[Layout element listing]
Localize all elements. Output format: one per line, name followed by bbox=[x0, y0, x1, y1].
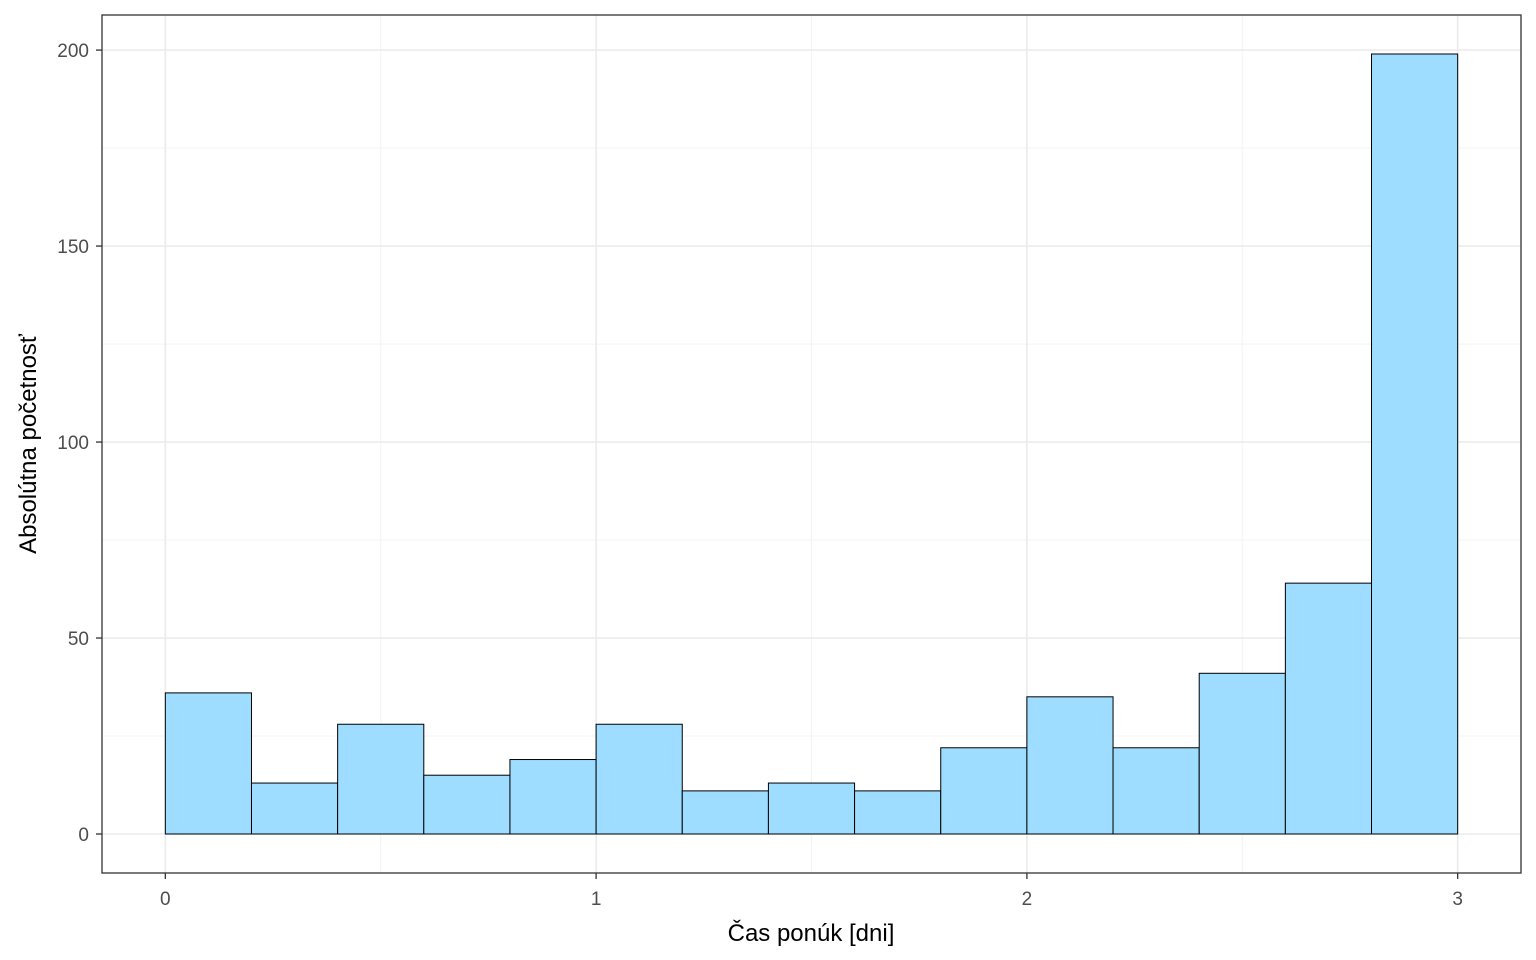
histogram-bar bbox=[1198, 672, 1286, 835]
y-axis-ticks: 0 50 100 150 200 bbox=[57, 41, 102, 846]
histogram-bars bbox=[164, 53, 1459, 835]
histogram-bar bbox=[1112, 747, 1200, 835]
y-tick-label: 0 bbox=[78, 825, 89, 846]
histogram-bar bbox=[681, 790, 769, 835]
x-tick-label: 1 bbox=[591, 889, 602, 910]
histogram-bar bbox=[854, 790, 942, 835]
y-tick-label: 50 bbox=[68, 629, 89, 650]
panel-border bbox=[101, 14, 1522, 874]
x-tick-label: 3 bbox=[1452, 889, 1463, 910]
histogram-bar bbox=[337, 723, 425, 835]
histogram-bar bbox=[250, 782, 339, 835]
x-axis-title: Čas ponúk [dni] bbox=[728, 919, 895, 947]
histogram-bar bbox=[1026, 696, 1114, 835]
x-tick-label: 2 bbox=[1022, 889, 1033, 910]
histogram-bar bbox=[595, 723, 683, 835]
x-axis-ticks: 0 1 2 3 bbox=[160, 873, 1463, 910]
histogram-bar bbox=[164, 692, 252, 835]
histogram-bar bbox=[509, 759, 597, 835]
histogram-bar bbox=[423, 774, 511, 835]
y-tick-label: 150 bbox=[57, 237, 89, 258]
histogram-bar bbox=[767, 782, 856, 835]
y-tick-label: 100 bbox=[57, 433, 89, 454]
histogram-bar bbox=[1371, 53, 1459, 835]
histogram-bar bbox=[1284, 582, 1373, 835]
histogram-bar bbox=[940, 747, 1028, 835]
y-tick-label: 200 bbox=[57, 41, 89, 62]
x-tick-label: 0 bbox=[160, 889, 171, 910]
y-axis-title: Absolútna početnosť bbox=[15, 333, 42, 554]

_Work instructions_
Pull every line of the listing out word for word, leaving out any picture.

_Output for this task_
Localize all elements. Output format: one per line, name followed by bbox=[x0, y0, x1, y1].
histogram-bar bbox=[1198, 672, 1286, 835]
y-axis-ticks: 0 50 100 150 200 bbox=[57, 41, 102, 846]
histogram-bars bbox=[164, 53, 1459, 835]
histogram-bar bbox=[1112, 747, 1200, 835]
y-tick-label: 0 bbox=[78, 825, 89, 846]
histogram-bar bbox=[681, 790, 769, 835]
x-tick-label: 1 bbox=[591, 889, 602, 910]
histogram-bar bbox=[854, 790, 942, 835]
y-tick-label: 50 bbox=[68, 629, 89, 650]
panel-border bbox=[101, 14, 1522, 874]
x-tick-label: 3 bbox=[1452, 889, 1463, 910]
histogram-bar bbox=[337, 723, 425, 835]
histogram-bar bbox=[250, 782, 339, 835]
x-axis-title: Čas ponúk [dni] bbox=[728, 919, 895, 947]
histogram-bar bbox=[1026, 696, 1114, 835]
x-tick-label: 2 bbox=[1022, 889, 1033, 910]
histogram-bar bbox=[595, 723, 683, 835]
x-axis-ticks: 0 1 2 3 bbox=[160, 873, 1463, 910]
histogram-bar bbox=[164, 692, 252, 835]
histogram-bar bbox=[509, 759, 597, 835]
histogram-bar bbox=[423, 774, 511, 835]
y-tick-label: 150 bbox=[57, 237, 89, 258]
histogram-bar bbox=[767, 782, 856, 835]
y-tick-label: 100 bbox=[57, 433, 89, 454]
histogram-bar bbox=[1371, 53, 1459, 835]
histogram-bar bbox=[1284, 582, 1373, 835]
histogram-bar bbox=[940, 747, 1028, 835]
y-tick-label: 200 bbox=[57, 41, 89, 62]
x-tick-label: 0 bbox=[160, 889, 171, 910]
y-axis-title: Absolútna početnosť bbox=[15, 333, 42, 554]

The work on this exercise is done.